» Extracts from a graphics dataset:
******************************
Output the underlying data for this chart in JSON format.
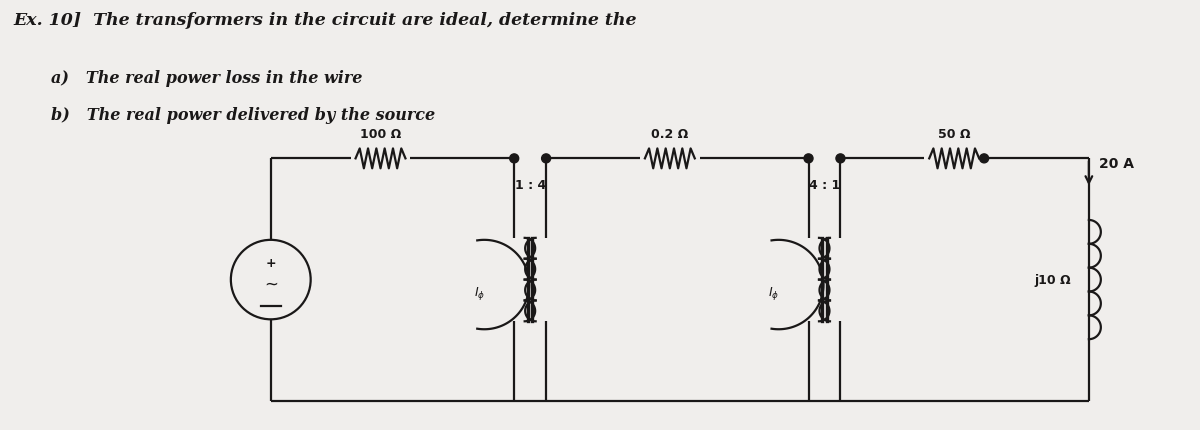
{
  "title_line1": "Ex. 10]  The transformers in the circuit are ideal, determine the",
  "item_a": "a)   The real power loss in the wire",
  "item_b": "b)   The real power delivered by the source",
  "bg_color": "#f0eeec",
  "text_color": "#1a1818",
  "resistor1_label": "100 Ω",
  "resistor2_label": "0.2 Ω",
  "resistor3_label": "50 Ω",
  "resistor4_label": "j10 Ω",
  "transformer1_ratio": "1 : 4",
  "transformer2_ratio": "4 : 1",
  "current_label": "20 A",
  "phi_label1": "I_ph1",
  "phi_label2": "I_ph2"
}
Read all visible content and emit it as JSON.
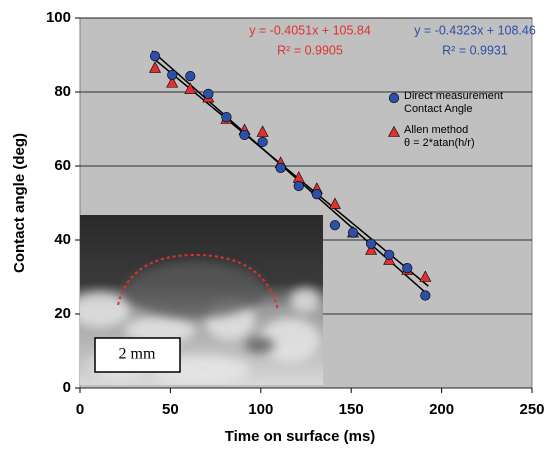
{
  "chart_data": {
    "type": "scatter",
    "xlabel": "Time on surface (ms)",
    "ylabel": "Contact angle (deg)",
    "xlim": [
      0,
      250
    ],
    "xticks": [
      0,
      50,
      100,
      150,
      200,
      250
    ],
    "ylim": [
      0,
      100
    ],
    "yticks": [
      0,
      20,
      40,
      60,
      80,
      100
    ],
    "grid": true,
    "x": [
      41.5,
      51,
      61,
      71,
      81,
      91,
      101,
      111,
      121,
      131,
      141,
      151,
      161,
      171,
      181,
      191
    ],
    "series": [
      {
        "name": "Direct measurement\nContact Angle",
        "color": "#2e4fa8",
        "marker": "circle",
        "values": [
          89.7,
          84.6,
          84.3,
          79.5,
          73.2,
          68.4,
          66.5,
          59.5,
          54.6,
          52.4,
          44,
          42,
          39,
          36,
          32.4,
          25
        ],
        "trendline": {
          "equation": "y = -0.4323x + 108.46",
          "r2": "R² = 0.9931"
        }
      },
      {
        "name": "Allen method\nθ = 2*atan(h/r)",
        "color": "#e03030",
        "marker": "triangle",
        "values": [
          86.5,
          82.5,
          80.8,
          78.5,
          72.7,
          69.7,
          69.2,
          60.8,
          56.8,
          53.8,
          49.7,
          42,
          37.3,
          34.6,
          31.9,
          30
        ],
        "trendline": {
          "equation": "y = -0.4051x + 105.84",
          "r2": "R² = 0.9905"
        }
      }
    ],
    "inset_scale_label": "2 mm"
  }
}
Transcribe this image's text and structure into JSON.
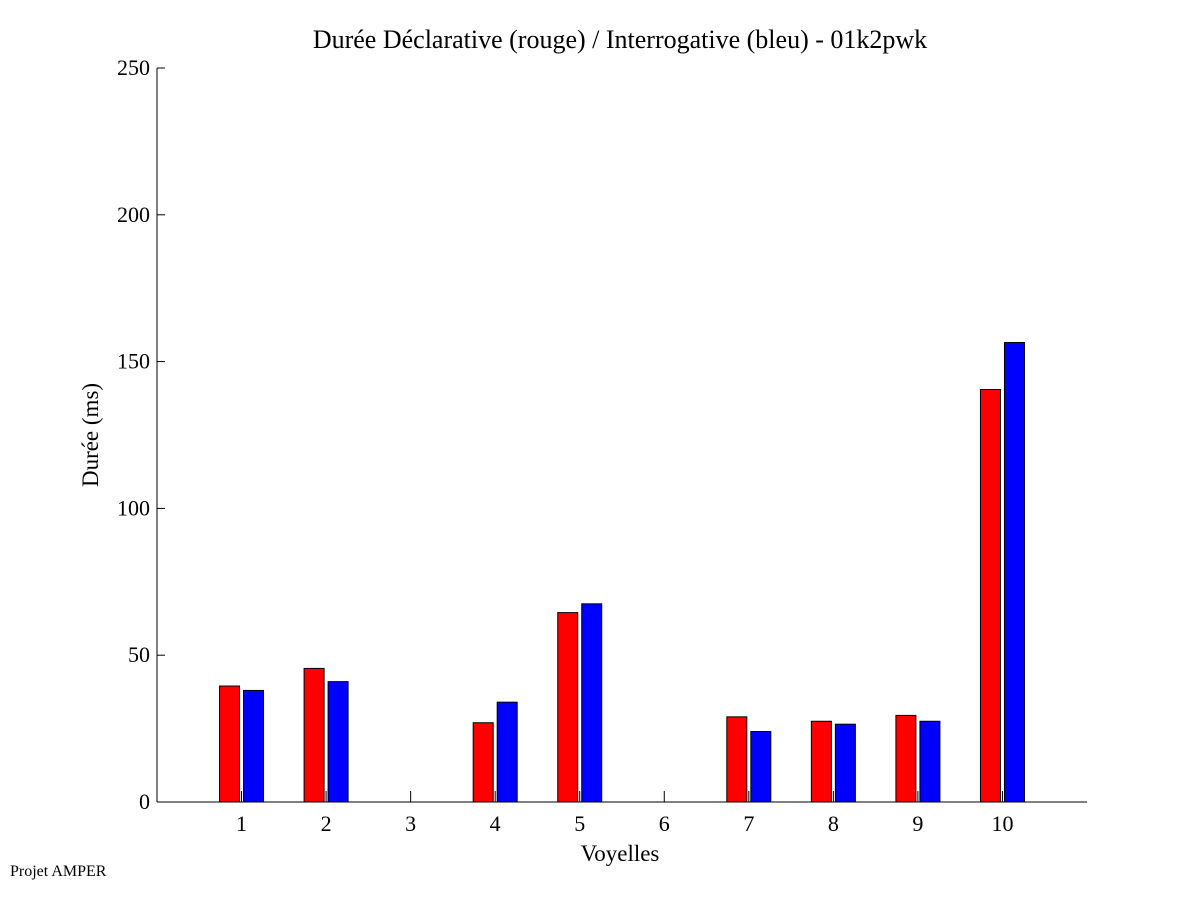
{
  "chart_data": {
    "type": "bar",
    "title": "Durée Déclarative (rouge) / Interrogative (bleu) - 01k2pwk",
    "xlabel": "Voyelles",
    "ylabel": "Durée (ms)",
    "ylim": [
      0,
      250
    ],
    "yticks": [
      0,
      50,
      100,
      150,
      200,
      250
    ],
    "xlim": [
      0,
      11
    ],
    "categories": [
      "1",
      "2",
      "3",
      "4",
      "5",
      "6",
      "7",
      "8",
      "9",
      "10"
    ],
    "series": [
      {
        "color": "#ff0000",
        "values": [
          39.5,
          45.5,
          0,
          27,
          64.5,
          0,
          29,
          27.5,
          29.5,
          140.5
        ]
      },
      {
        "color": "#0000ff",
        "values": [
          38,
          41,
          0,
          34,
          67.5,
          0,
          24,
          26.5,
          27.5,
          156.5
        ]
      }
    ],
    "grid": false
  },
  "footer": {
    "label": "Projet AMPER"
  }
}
******************************
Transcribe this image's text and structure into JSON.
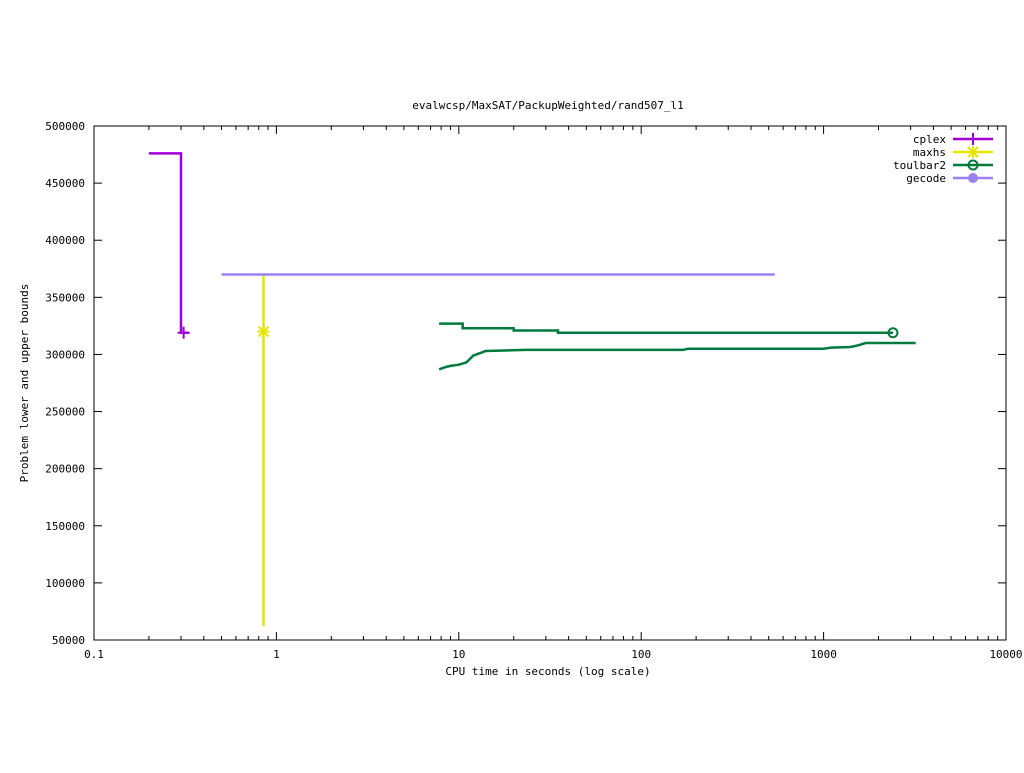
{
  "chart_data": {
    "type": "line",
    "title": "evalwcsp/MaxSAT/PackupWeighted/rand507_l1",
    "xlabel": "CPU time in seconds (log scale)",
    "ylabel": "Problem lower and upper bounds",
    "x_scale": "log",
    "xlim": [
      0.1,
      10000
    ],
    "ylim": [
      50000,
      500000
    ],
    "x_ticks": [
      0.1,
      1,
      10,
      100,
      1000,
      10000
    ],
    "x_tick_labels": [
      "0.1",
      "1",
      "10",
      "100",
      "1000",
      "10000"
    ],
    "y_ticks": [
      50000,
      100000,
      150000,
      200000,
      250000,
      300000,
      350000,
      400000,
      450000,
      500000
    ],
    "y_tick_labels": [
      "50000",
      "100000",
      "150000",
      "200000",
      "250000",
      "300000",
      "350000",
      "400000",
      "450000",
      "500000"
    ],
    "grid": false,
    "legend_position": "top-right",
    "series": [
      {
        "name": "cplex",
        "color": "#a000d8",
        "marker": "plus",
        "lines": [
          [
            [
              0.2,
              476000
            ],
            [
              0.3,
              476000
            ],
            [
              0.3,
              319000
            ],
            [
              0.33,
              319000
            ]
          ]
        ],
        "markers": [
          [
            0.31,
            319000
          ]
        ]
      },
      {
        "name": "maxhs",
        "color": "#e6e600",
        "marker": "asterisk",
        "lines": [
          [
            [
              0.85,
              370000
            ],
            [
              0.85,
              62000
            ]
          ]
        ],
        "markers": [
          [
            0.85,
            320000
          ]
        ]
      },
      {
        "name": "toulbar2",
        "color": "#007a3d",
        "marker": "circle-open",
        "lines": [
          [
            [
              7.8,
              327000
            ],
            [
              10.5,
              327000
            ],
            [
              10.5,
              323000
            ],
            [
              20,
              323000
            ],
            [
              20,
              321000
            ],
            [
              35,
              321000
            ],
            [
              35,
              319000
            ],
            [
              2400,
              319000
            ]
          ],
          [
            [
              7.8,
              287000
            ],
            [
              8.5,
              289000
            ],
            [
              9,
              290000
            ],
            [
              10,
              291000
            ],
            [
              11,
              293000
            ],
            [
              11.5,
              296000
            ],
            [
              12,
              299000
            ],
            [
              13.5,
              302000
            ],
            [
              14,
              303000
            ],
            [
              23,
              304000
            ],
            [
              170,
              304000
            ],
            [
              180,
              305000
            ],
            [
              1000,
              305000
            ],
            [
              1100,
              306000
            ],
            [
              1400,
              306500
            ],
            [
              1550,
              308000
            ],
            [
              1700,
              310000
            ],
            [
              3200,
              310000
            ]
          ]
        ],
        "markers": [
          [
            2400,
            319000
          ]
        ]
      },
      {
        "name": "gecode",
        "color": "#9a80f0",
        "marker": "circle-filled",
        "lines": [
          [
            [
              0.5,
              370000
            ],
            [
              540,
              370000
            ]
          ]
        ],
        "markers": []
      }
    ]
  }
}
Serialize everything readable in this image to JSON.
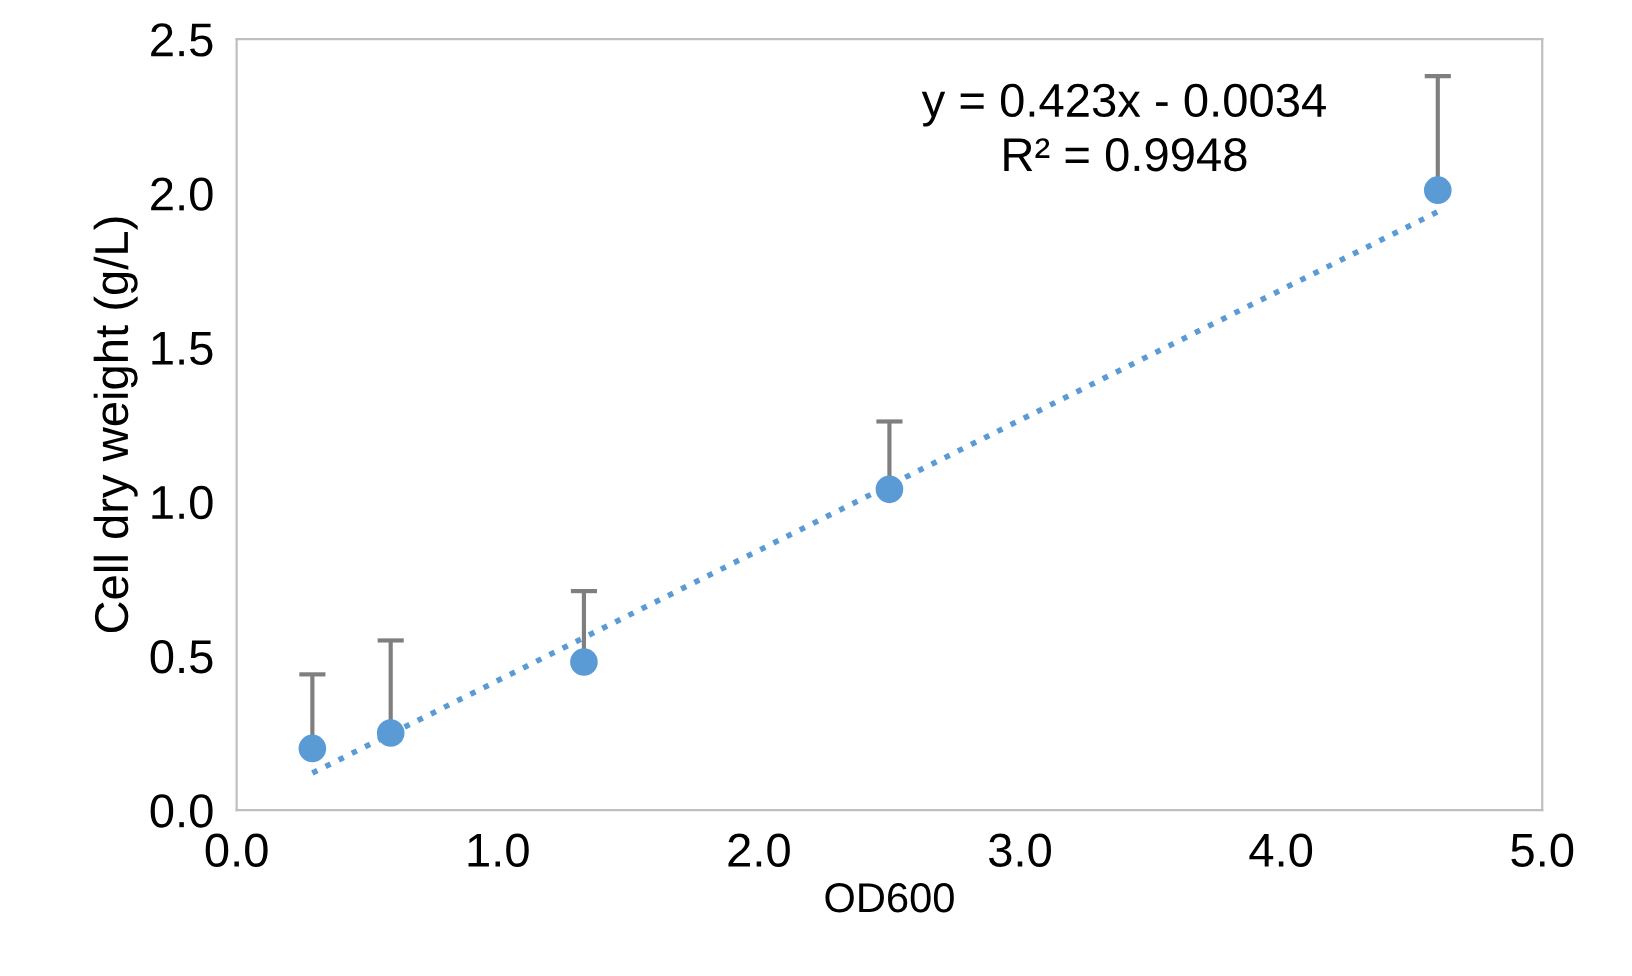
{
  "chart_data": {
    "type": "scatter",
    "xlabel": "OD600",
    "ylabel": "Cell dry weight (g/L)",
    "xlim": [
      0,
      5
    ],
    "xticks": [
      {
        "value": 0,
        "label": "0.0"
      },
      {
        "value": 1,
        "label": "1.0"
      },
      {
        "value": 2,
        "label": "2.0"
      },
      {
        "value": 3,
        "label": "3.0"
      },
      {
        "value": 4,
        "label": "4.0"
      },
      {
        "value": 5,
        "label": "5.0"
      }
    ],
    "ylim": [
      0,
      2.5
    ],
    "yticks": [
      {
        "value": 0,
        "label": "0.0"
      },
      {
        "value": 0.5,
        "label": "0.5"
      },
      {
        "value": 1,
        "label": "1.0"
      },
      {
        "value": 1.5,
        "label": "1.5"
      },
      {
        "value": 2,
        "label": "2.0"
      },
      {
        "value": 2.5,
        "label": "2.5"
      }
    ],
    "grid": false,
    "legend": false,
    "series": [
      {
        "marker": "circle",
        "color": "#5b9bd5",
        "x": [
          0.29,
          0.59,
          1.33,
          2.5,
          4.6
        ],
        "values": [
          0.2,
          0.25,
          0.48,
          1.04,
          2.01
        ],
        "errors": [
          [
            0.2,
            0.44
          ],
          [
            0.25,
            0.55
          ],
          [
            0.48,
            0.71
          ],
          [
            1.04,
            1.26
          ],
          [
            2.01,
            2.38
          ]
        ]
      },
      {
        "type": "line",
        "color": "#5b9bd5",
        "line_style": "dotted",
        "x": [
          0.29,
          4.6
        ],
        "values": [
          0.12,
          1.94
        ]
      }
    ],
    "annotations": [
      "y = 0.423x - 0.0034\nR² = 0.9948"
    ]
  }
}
******************************
» Your objective: Which lines in the records above contain the string "xlabel"? Copy each one.

» Solution to this task:
    "xlabel": "Time on surface (ms)",
    "xlabel": "Voyelles",
    "xlabel": "CPU time in seconds (log scale)",
    "xlabel": "OD600",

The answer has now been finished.